* _과제 안내_: 아래 목록에 있는 모든 줄을 빈 줄 없이 번호를 매긴 목록으로 정리하세요. 그림은 답에 넣지 마세요.

* _기록 목록_:
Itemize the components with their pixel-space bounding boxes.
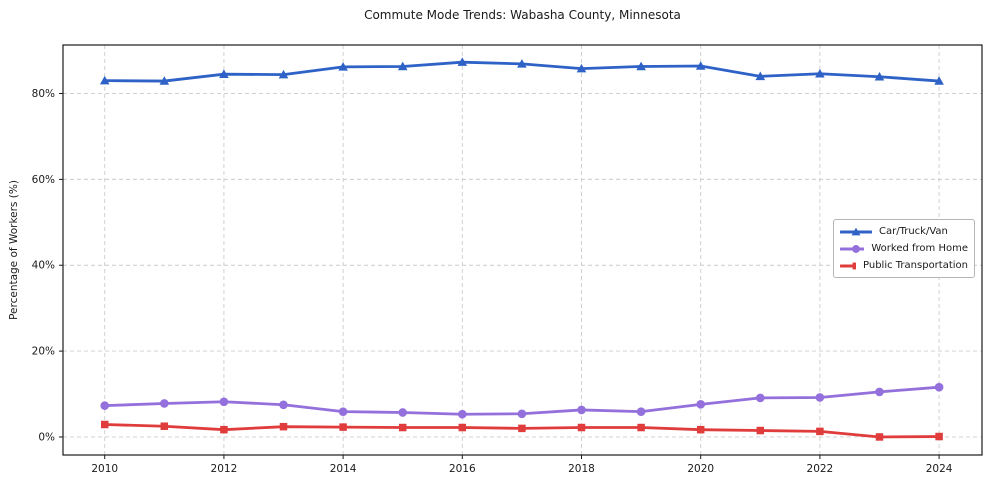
axis-ticks [59, 93, 940, 459]
y-tick-label: 40% [32, 260, 55, 272]
x-tick-labels: 2010 2012 2014 2016 2018 2020 2022 2024 [91, 463, 952, 475]
worked-from-home-line-icon [840, 244, 865, 253]
legend-item-public-transportation: Public Transportation [840, 258, 968, 274]
x-tick-label: 2024 [926, 463, 953, 475]
x-tick-label: 2012 [211, 463, 238, 475]
x-tick-label: 2018 [568, 463, 595, 475]
series-public-transportation [100, 420, 943, 441]
legend-label: Worked from Home [871, 243, 968, 254]
x-tick-label: 2020 [687, 463, 714, 475]
legend-label: Public Transportation [863, 260, 968, 271]
x-tick-label: 2016 [449, 463, 476, 475]
y-tick-label: 60% [32, 174, 55, 186]
legend-item-worked-from-home: Worked from Home [840, 241, 968, 257]
legend: Car/Truck/Van Worked from Home Public Tr… [833, 219, 975, 278]
y-tick-labels: 0% 20% 40% 60% 80% [32, 88, 55, 443]
legend-item-car-truck-van: Car/Truck/Van [840, 224, 968, 240]
chart-title: Commute Mode Trends: Wabasha County, Min… [364, 8, 681, 22]
plot-border [62, 44, 983, 456]
car-truck-van-line-icon [840, 227, 872, 235]
y-tick-label: 20% [32, 346, 55, 358]
y-tick-label: 80% [32, 88, 55, 100]
x-tick-label: 2010 [91, 463, 118, 475]
y-tick-label: 0% [38, 431, 55, 443]
legend-label: Car/Truck/Van [879, 226, 948, 237]
x-tick-label: 2022 [807, 463, 834, 475]
series-car-truck-van [99, 57, 944, 85]
public-transportation-line-icon [840, 262, 857, 269]
series-worked-from-home [100, 382, 944, 419]
x-tick-label: 2014 [330, 463, 357, 475]
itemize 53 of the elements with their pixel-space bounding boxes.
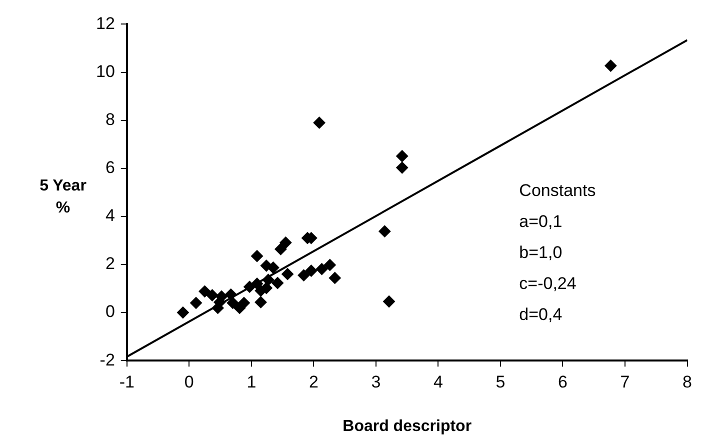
x-tick-label: 8 (682, 372, 692, 392)
y-tick-label: 8 (105, 110, 115, 129)
x-tick-label: 0 (184, 372, 194, 392)
point (198, 285, 211, 298)
x-tick-label: 7 (620, 372, 630, 392)
point (190, 296, 202, 309)
annotation: a=0,1 (519, 212, 562, 232)
x-tick-label: 6 (558, 372, 568, 392)
point (272, 276, 284, 289)
point (298, 269, 310, 282)
x-tick-label: 2 (308, 372, 318, 392)
x-tick-label: 1 (246, 372, 256, 392)
point (378, 225, 391, 238)
point (238, 296, 250, 309)
point (305, 264, 318, 277)
point (224, 288, 237, 301)
point (328, 272, 341, 284)
y-tick-label: 12 (96, 14, 115, 33)
point (254, 296, 267, 308)
annotation: c=-0,24 (519, 274, 576, 294)
point (176, 306, 189, 319)
y-tick-label: -2 (100, 350, 115, 370)
point (206, 289, 218, 302)
point (262, 274, 274, 286)
y-tick-label: 2 (105, 254, 115, 274)
y-tick-label: 0 (105, 302, 115, 322)
point (251, 250, 264, 262)
x-tick-label: -1 (119, 372, 134, 392)
point (604, 60, 617, 72)
point (324, 258, 336, 271)
x-axis-title: Board descriptor (342, 418, 472, 435)
point (251, 278, 264, 290)
annotation: b=1,0 (519, 243, 562, 262)
point (383, 295, 396, 308)
y-tick-label: 4 (105, 206, 115, 226)
x-tick-label: 3 (371, 372, 381, 392)
annotation: Constants (519, 181, 596, 200)
point (396, 162, 408, 174)
point (316, 263, 328, 276)
point (267, 262, 280, 274)
point (226, 296, 239, 309)
y-axis-title: 5 Year % (40, 177, 86, 216)
point (282, 268, 294, 280)
point (396, 150, 408, 162)
x-tick-label: 4 (433, 372, 443, 392)
y-tick-label: 6 (105, 158, 115, 178)
y-tick-label: 10 (96, 62, 115, 81)
point (274, 243, 287, 256)
point (313, 116, 326, 129)
point (244, 280, 256, 293)
annotation: d=0,4 (519, 305, 562, 324)
x-tick-label: 5 (496, 372, 506, 392)
point (280, 236, 292, 249)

* _문제 풀이_:
1. Itemize the components with their pixel-space bounding boxes.
2. axis-ticks [59, 93, 940, 459]
3. y-tick-label: 40% [32, 260, 55, 272]
4. x-tick-labels: 2010 2012 2014 2016 2018 2020 2022 2024 [91, 463, 952, 475]
5. worked-from-home-line-icon [840, 244, 865, 253]
6. legend-item-public-transportation: Public Transportation [840, 258, 968, 274]
7. x-tick-label: 2024 [926, 463, 953, 475]
8. x-tick-label: 2012 [211, 463, 238, 475]
9. x-tick-label: 2018 [568, 463, 595, 475]
10. series-public-transportation [100, 420, 943, 441]
11. legend-label: Worked from Home [871, 243, 968, 254]
12. x-tick-label: 2020 [687, 463, 714, 475]
13. legend-label: Public Transportation [863, 260, 968, 271]
14. x-tick-label: 2016 [449, 463, 476, 475]
15. y-tick-label: 60% [32, 174, 55, 186]
16. legend-item-worked-from-home: Worked from Home [840, 241, 968, 257]
17. legend: Car/Truck/Van Worked from Home Public Tr… [833, 219, 975, 278]
18. y-tick-labels: 0% 20% 40% 60% 80% [32, 88, 55, 443]
19. legend-item-car-truck-van: Car/Truck/Van [840, 224, 968, 240]
20. chart-title: Commute Mode Trends: Wabasha County, Min… [364, 8, 681, 22]
21. plot-border [62, 44, 983, 456]
22. car-truck-van-line-icon [840, 227, 872, 235]
23. y-tick-label: 20% [32, 346, 55, 358]
24. y-tick-label: 80% [32, 88, 55, 100]
25. x-tick-label: 2010 [91, 463, 118, 475]
26. y-tick-label: 0% [38, 431, 55, 443]
27. legend-label: Car/Truck/Van [879, 226, 948, 237]
28. x-tick-label: 2022 [807, 463, 834, 475]
29. series-car-truck-van [99, 57, 944, 85]
30. public-transportation-line-icon [840, 262, 857, 269]
31. series-worked-from-home [100, 382, 944, 419]
32. x-tick-label: 2014 [330, 463, 357, 475]
33. itemize 53 of the elements with their pixel-space bounding boxes.
34. x-tick-label: 8 (682, 372, 692, 392)
35. y-tick-label: 8 (105, 110, 115, 129)
36. x-tick-label: 0 (184, 372, 194, 392)
37. point (198, 285, 211, 298)
38. x-tick-label: 7 (620, 372, 630, 392)
39. point (190, 296, 202, 309)
40. annotation: a=0,1 (519, 212, 562, 232)
41. x-tick-label: 6 (558, 372, 568, 392)
42. point (272, 276, 284, 289)
43. point (298, 269, 310, 282)
44. x-tick-label: 2 (308, 372, 318, 392)
45. x-tick-label: 1 (246, 372, 256, 392)
46. point (378, 225, 391, 238)
47. point (238, 296, 250, 309)
48. point (305, 264, 318, 277)
49. point (224, 288, 237, 301)
50. point (328, 272, 341, 284)
51. y-tick-label: 12 (96, 14, 115, 33)
52. point (254, 296, 267, 308)
53. annotation: c=-0,24 (519, 274, 576, 294)
54. point (176, 306, 189, 319)
55. y-tick-label: -2 (100, 350, 115, 370)
56. point (206, 289, 218, 302)
57. point (262, 274, 274, 286)
58. y-tick-label: 2 (105, 254, 115, 274)
59. y-tick-label: 0 (105, 302, 115, 322)
60. point (251, 250, 264, 262)
61. x-tick-label: -1 (119, 372, 134, 392)
62. point (604, 60, 617, 72)
63. point (324, 258, 336, 271)
64. x-axis-title: Board descriptor (342, 418, 472, 435)
65. point (251, 278, 264, 290)
66. annotation: b=1,0 (519, 243, 562, 262)
67. point (383, 295, 396, 308)
68. y-tick-label: 4 (105, 206, 115, 226)
69. x-tick-label: 3 (371, 372, 381, 392)
70. annotation: Constants (519, 181, 596, 200)
71. point (396, 162, 408, 174)
72. point (316, 263, 328, 276)
73. point (267, 262, 280, 274)
74. point (226, 296, 239, 309)
75. y-axis-title: 5 Year % (40, 177, 86, 216)
76. point (282, 268, 294, 280)
77. point (396, 150, 408, 162)
78. x-tick-label: 4 (433, 372, 443, 392)
79. y-tick-label: 6 (105, 158, 115, 178)
80. y-tick-label: 10 (96, 62, 115, 81)
81. point (274, 243, 287, 256)
82. point (313, 116, 326, 129)
83. point (244, 280, 256, 293)
84. annotation: d=0,4 (519, 305, 562, 324)
85. x-tick-label: 5 (496, 372, 506, 392)
86. point (280, 236, 292, 249)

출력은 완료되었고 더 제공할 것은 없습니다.